## Direction
Rewrite the records below, swapping each "item-line" for "text-line" and leaving everything else unchanged.

## Records for this task
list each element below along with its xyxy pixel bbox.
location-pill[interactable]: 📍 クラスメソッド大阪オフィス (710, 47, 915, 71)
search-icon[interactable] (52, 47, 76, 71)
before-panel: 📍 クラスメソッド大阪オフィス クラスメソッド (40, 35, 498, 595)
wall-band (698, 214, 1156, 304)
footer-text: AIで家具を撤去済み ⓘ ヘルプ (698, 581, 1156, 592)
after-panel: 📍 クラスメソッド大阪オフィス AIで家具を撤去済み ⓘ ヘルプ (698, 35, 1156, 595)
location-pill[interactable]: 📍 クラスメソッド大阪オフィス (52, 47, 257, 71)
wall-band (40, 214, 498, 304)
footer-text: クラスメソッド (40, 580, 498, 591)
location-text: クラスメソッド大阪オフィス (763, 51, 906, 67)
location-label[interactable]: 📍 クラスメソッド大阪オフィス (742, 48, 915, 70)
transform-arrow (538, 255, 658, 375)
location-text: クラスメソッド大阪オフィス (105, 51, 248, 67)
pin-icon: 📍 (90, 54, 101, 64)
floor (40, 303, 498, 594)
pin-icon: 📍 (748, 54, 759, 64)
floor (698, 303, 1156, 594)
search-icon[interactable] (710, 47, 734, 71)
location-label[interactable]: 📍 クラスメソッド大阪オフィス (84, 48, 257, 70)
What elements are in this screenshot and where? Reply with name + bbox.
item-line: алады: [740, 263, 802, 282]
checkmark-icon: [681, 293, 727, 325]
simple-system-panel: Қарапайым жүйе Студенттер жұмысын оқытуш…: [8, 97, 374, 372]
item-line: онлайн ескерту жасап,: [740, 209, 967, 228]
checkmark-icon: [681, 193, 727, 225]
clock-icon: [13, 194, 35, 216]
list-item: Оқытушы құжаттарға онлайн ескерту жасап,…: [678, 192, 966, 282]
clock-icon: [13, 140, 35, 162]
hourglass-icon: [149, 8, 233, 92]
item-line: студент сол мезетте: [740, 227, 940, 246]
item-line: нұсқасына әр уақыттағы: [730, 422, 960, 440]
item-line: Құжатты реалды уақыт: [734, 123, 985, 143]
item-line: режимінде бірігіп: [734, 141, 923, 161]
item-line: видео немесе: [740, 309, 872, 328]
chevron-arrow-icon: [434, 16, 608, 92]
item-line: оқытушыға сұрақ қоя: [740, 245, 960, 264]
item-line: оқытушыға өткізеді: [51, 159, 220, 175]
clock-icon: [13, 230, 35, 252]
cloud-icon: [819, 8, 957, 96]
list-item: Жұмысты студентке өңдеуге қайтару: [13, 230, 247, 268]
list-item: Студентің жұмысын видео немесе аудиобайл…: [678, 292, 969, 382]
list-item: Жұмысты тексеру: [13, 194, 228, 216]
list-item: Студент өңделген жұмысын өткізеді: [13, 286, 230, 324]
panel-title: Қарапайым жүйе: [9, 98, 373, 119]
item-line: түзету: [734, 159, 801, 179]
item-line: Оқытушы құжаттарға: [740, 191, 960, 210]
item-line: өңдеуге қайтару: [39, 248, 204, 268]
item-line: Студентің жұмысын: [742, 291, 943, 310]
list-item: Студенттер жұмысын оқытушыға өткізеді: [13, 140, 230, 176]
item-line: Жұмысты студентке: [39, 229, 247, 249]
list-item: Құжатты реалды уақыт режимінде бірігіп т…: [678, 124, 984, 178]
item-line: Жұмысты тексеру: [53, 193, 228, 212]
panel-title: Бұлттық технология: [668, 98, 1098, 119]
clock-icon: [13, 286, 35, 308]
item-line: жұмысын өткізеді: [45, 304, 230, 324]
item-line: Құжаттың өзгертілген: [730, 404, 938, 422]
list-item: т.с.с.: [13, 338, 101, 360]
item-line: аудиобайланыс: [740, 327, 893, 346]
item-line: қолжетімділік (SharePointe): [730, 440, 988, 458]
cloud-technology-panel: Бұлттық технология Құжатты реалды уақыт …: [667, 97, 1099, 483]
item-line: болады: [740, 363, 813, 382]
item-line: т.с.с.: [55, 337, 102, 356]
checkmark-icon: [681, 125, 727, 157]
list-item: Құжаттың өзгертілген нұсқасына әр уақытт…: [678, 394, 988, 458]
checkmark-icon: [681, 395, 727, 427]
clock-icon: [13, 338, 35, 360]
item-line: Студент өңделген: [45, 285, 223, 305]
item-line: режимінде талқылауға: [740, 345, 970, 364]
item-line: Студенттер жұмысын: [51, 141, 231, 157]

## Solution
list each element below along with its xyxy pixel bbox.
location-pill[interactable]: 📍 クラスメソッド大阪オフィス (710, 47, 915, 71)
search-icon[interactable] (52, 47, 76, 71)
before-panel: 📍 クラスメソッド大阪オフィス クラスメソッド (40, 35, 498, 595)
wall-band (698, 214, 1156, 304)
footer-text: AIで家具を撤去済み ⓘ ヘルプ (698, 581, 1156, 592)
after-panel: 📍 クラスメソッド大阪オフィス AIで家具を撤去済み ⓘ ヘルプ (698, 35, 1156, 595)
location-pill[interactable]: 📍 クラスメソッド大阪オフィス (52, 47, 257, 71)
wall-band (40, 214, 498, 304)
footer-text: クラスメソッド (40, 580, 498, 591)
location-text: クラスメソッド大阪オフィス (763, 51, 906, 67)
location-label[interactable]: 📍 クラスメソッド大阪オフィス (742, 48, 915, 70)
transform-arrow (538, 255, 658, 375)
location-text: クラスメソッド大阪オフィス (105, 51, 248, 67)
pin-icon: 📍 (90, 54, 101, 64)
floor (40, 303, 498, 594)
pin-icon: 📍 (748, 54, 759, 64)
floor (698, 303, 1156, 594)
search-icon[interactable] (710, 47, 734, 71)
location-label[interactable]: 📍 クラスメソッド大阪オフィス (84, 48, 257, 70)
What elements are in this screenshot and where? Reply with name + bbox.
text-line: алады: [740, 263, 802, 282]
checkmark-icon: [681, 293, 727, 325]
simple-system-panel: Қарапайым жүйе Студенттер жұмысын оқытуш…: [8, 97, 374, 372]
text-line: онлайн ескерту жасап,: [740, 209, 967, 228]
checkmark-icon: [681, 193, 727, 225]
clock-icon: [13, 194, 35, 216]
list-item: Оқытушы құжаттарға онлайн ескерту жасап,…: [678, 192, 966, 282]
clock-icon: [13, 140, 35, 162]
hourglass-icon: [149, 8, 233, 92]
text-line: студент сол мезетте: [740, 227, 940, 246]
text-line: нұсқасына әр уақыттағы: [730, 422, 960, 440]
text-line: Құжатты реалды уақыт: [734, 123, 985, 143]
text-line: режимінде бірігіп: [734, 141, 923, 161]
text-line: видео немесе: [740, 309, 872, 328]
chevron-arrow-icon: [434, 16, 608, 92]
text-line: оқытушыға сұрақ қоя: [740, 245, 960, 264]
text-line: оқытушыға өткізеді: [51, 159, 220, 175]
clock-icon: [13, 230, 35, 252]
cloud-icon: [819, 8, 957, 96]
list-item: Жұмысты студентке өңдеуге қайтару: [13, 230, 247, 268]
list-item: Студентің жұмысын видео немесе аудиобайл…: [678, 292, 969, 382]
list-item: Жұмысты тексеру: [13, 194, 228, 216]
list-item: Студент өңделген жұмысын өткізеді: [13, 286, 230, 324]
panel-title: Қарапайым жүйе: [9, 98, 373, 119]
text-line: түзету: [734, 159, 801, 179]
text-line: Оқытушы құжаттарға: [740, 191, 960, 210]
text-line: өңдеуге қайтару: [39, 248, 204, 268]
text-line: Студентің жұмысын: [742, 291, 943, 310]
list-item: Студенттер жұмысын оқытушыға өткізеді: [13, 140, 230, 176]
text-line: Жұмысты студентке: [39, 229, 247, 249]
list-item: Құжатты реалды уақыт режимінде бірігіп т…: [678, 124, 984, 178]
text-line: Жұмысты тексеру: [53, 193, 228, 212]
panel-title: Бұлттық технология: [668, 98, 1098, 119]
clock-icon: [13, 286, 35, 308]
text-line: жұмысын өткізеді: [45, 304, 230, 324]
text-line: Құжаттың өзгертілген: [730, 404, 938, 422]
list-item: т.с.с.: [13, 338, 101, 360]
text-line: аудиобайланыс: [740, 327, 893, 346]
text-line: қолжетімділік (SharePointe): [730, 440, 988, 458]
cloud-technology-panel: Бұлттық технология Құжатты реалды уақыт …: [667, 97, 1099, 483]
text-line: болады: [740, 363, 813, 382]
text-line: т.с.с.: [55, 337, 102, 356]
checkmark-icon: [681, 125, 727, 157]
list-item: Құжаттың өзгертілген нұсқасына әр уақытт…: [678, 394, 988, 458]
checkmark-icon: [681, 395, 727, 427]
clock-icon: [13, 338, 35, 360]
text-line: Студент өңделген: [45, 285, 223, 305]
text-line: режимінде талқылауға: [740, 345, 970, 364]
text-line: Студенттер жұмысын: [51, 141, 231, 157]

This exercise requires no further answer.